__WRITTEN TASK__: Keep only the lines of the listing that include the word "processos", and copy them.

** Start RECORDED INFORMATION **

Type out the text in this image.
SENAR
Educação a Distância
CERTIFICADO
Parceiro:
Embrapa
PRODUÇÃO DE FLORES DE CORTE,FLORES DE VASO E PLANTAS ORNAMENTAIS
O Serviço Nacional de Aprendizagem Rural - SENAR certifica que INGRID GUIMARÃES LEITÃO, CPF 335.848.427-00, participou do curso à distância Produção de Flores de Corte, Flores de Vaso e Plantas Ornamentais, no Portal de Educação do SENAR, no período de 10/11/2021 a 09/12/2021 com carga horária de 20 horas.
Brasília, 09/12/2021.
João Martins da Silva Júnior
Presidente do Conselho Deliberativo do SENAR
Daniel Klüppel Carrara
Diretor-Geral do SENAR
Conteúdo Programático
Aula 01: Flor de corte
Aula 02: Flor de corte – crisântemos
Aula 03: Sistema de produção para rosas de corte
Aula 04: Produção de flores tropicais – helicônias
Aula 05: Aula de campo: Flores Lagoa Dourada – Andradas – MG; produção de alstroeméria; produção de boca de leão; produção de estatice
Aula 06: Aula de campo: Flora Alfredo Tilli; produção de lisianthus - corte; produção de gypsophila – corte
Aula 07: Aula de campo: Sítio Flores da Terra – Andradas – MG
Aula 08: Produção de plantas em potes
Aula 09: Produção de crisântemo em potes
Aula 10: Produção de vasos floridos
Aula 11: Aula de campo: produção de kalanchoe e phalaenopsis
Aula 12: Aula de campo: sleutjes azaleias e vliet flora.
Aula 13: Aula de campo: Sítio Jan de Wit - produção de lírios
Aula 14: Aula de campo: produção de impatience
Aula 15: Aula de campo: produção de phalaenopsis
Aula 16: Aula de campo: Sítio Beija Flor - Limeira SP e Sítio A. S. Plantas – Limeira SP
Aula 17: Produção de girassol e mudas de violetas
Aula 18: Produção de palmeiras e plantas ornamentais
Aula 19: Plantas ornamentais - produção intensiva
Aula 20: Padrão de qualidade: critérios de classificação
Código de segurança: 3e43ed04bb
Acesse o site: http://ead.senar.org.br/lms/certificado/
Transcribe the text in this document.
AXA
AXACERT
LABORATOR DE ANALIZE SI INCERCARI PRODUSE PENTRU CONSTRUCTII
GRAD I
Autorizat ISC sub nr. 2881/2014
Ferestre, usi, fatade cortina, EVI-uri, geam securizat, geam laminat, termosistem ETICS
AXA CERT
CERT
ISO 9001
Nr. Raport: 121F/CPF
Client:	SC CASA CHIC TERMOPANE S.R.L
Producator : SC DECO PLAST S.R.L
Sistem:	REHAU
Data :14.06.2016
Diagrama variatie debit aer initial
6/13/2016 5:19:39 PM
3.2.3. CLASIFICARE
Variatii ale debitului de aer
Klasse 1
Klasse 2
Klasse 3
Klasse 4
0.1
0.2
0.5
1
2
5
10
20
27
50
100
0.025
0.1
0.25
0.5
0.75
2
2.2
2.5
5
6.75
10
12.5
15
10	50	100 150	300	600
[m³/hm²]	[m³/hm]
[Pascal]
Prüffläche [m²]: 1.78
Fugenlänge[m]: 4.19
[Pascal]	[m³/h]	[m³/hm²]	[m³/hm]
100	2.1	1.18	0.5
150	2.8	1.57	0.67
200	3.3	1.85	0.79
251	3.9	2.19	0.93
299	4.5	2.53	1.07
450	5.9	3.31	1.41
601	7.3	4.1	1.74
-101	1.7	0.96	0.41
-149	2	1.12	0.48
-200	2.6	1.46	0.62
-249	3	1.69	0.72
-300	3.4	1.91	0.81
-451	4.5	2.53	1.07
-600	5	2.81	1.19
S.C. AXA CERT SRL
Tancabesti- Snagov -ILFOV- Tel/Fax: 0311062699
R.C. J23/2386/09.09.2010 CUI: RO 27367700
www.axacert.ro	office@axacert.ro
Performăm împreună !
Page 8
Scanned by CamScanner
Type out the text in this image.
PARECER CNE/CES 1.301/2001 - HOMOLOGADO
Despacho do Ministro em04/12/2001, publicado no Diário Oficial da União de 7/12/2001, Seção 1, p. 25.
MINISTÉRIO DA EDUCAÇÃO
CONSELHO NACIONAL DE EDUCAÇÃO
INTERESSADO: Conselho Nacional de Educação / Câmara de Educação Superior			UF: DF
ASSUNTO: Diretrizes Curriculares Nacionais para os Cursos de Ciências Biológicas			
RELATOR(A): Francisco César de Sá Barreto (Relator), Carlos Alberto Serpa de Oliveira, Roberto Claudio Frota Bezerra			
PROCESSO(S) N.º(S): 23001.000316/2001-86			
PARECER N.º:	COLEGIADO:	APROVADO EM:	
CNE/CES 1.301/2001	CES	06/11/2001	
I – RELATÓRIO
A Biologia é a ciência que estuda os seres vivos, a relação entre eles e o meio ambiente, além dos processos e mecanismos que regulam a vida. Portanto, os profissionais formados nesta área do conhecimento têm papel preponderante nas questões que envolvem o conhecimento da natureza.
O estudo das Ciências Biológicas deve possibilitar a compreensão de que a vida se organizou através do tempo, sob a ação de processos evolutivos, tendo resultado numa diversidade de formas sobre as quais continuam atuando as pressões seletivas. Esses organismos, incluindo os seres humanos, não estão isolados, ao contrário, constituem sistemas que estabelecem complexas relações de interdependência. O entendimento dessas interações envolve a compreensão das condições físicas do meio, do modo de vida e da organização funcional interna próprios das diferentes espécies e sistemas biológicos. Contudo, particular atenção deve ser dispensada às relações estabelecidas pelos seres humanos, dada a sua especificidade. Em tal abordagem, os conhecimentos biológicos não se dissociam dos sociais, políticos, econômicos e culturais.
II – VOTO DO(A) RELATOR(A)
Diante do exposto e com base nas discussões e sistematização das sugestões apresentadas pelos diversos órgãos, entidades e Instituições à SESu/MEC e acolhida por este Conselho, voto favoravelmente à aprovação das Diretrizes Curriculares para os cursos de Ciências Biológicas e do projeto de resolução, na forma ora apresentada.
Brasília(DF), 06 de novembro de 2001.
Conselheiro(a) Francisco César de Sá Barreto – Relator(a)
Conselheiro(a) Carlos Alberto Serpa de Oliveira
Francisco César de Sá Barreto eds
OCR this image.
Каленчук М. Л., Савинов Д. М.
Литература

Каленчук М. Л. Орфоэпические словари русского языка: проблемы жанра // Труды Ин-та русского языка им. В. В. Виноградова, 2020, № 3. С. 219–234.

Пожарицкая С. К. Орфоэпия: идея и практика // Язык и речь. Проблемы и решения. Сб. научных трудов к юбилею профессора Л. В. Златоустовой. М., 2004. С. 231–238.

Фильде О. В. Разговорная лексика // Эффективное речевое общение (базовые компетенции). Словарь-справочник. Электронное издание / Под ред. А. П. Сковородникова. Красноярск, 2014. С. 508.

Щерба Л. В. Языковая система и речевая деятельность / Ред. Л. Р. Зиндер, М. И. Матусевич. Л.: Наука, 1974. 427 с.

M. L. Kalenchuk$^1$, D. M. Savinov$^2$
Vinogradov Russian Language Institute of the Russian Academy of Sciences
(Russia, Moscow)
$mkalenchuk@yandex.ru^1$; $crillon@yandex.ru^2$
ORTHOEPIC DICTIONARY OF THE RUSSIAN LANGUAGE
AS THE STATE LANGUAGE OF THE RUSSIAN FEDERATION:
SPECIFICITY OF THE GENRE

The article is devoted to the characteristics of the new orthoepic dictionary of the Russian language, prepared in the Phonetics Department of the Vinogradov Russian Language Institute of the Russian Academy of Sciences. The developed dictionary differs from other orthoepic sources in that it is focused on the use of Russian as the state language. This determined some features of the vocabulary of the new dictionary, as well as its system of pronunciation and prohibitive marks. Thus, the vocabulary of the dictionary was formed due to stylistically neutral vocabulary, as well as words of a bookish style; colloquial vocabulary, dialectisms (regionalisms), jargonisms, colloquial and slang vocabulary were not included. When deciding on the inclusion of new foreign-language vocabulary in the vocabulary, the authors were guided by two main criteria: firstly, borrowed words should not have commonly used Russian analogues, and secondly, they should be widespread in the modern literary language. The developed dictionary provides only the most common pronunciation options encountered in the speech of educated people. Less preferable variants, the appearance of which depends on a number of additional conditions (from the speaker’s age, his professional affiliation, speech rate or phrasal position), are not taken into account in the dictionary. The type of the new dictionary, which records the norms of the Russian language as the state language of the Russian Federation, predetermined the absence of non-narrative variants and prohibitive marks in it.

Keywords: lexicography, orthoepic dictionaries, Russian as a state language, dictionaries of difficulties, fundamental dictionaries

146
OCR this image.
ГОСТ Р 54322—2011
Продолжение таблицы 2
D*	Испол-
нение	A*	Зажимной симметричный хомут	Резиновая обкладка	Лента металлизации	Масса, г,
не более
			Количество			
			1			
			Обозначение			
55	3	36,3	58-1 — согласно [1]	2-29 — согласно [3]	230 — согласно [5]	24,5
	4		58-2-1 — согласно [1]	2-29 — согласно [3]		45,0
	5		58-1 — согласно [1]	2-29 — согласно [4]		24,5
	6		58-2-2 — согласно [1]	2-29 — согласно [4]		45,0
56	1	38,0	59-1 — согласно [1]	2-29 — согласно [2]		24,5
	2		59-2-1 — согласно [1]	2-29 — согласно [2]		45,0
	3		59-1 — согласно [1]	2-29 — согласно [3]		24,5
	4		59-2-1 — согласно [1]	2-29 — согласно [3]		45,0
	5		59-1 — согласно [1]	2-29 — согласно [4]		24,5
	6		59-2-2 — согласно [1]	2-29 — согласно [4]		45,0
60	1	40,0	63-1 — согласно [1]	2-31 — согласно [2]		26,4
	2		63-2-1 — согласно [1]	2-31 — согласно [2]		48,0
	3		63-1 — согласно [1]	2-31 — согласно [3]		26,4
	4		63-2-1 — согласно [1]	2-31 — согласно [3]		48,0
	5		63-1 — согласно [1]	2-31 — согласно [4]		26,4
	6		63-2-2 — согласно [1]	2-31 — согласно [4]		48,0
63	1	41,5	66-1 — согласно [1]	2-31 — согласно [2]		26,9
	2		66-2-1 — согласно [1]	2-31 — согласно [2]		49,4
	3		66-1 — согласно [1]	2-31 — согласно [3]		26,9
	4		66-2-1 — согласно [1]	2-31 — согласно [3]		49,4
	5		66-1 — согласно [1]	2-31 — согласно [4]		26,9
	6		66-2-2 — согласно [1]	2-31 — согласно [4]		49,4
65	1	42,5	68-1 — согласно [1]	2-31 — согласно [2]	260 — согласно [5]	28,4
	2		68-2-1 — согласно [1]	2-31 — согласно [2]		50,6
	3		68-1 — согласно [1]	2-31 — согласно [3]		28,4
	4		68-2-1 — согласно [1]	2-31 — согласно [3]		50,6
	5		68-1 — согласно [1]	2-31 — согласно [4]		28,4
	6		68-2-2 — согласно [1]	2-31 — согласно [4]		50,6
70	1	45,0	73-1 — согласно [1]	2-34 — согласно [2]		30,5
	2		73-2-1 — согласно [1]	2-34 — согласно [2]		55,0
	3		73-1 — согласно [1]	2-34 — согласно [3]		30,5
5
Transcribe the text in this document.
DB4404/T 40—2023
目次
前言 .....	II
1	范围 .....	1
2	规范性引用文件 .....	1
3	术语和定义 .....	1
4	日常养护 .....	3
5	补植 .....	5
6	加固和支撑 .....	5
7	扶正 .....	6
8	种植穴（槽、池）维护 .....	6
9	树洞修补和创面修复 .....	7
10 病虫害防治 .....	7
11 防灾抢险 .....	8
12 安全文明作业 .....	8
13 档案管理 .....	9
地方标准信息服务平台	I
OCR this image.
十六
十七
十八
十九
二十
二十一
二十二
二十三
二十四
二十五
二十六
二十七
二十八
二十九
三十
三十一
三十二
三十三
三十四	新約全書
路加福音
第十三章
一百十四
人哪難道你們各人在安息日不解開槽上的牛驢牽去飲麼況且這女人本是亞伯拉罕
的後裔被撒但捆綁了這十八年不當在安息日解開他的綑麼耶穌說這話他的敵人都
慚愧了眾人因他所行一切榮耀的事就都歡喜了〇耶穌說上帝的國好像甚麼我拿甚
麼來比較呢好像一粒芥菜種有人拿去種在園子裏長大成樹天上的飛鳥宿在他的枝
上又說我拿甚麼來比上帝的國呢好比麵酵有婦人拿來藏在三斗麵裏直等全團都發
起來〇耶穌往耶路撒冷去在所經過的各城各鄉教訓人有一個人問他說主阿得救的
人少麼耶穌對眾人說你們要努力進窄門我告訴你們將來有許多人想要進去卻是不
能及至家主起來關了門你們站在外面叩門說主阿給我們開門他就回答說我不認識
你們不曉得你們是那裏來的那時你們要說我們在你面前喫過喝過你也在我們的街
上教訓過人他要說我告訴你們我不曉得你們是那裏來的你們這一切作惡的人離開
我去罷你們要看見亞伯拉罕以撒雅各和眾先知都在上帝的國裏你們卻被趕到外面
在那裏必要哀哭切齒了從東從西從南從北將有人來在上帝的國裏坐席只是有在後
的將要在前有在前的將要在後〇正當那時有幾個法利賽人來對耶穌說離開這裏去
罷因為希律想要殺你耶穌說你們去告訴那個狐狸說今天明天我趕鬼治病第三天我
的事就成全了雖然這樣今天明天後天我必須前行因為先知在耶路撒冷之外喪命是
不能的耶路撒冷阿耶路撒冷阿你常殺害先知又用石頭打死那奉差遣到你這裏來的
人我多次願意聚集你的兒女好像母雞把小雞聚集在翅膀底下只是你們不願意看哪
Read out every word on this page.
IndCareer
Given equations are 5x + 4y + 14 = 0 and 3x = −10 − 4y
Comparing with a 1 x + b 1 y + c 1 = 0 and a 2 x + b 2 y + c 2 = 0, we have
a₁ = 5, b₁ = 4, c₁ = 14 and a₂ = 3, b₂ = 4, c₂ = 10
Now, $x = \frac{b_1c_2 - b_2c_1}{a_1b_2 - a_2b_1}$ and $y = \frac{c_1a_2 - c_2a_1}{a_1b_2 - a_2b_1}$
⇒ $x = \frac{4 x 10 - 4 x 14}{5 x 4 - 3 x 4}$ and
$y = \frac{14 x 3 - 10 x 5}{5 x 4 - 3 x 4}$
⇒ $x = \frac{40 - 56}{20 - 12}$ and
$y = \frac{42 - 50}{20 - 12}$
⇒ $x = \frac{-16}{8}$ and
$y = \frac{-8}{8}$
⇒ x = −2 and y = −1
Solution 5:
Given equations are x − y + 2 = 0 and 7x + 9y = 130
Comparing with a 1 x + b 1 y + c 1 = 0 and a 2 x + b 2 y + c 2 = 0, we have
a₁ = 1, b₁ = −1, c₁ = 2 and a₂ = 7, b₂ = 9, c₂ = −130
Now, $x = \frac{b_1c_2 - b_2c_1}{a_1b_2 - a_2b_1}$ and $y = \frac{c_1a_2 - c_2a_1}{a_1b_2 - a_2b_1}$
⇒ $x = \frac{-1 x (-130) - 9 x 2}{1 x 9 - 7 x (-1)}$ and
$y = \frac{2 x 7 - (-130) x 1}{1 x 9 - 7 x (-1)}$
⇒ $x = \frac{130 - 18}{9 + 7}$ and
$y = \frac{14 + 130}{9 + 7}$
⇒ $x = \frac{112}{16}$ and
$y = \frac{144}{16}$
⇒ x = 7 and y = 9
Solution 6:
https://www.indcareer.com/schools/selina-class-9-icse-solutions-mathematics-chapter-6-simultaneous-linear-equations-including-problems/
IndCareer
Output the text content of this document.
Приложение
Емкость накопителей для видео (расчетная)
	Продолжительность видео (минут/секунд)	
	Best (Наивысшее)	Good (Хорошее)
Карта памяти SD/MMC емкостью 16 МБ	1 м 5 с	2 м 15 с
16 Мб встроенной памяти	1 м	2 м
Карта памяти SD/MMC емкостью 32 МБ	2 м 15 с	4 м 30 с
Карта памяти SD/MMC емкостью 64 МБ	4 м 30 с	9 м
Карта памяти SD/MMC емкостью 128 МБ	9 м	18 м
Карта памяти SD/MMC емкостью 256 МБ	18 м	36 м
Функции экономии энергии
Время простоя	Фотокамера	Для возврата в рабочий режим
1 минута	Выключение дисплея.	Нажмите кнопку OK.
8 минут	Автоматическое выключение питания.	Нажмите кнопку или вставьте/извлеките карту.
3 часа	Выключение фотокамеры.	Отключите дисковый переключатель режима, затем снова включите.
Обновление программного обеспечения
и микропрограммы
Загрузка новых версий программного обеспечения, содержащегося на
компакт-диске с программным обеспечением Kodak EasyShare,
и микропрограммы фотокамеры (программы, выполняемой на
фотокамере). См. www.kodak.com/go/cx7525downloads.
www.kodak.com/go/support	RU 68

** End RECORDED INFORMATION **

__ANSWER TO THIS TASK__:
A Biologia é a ciência que estuda os seres vivos, a relação entre eles e o meio ambiente, além dos processos e mecanismos que regulam a vida. Portanto, os profissionais formados nesta área do conhecimento têm papel preponderante nas questões que envolvem o conhecimento da natureza.
O estudo das Ciências Biológicas deve possibilitar a compreensão de que a vida se organizou através do tempo, sob a ação de processos evolutivos, tendo resultado numa diversidade de formas sobre as quais continuam atuando as pressões seletivas. Esses organismos, incluindo os seres humanos, não estão isolados, ao contrário, constituem sistemas que estabelecem complexas relações de interdependência. O entendimento dessas interações envolve a compreensão das condições físicas do meio, do modo de vida e da organização funcional interna próprios das diferentes espécies e sistemas biológicos. Contudo, particular atenção deve ser dispensada às relações estabelecidas pelos seres humanos, dada a sua especificidade. Em tal abordagem, os conhecimentos biológicos não se dissociam dos sociais, políticos, econômicos e culturais.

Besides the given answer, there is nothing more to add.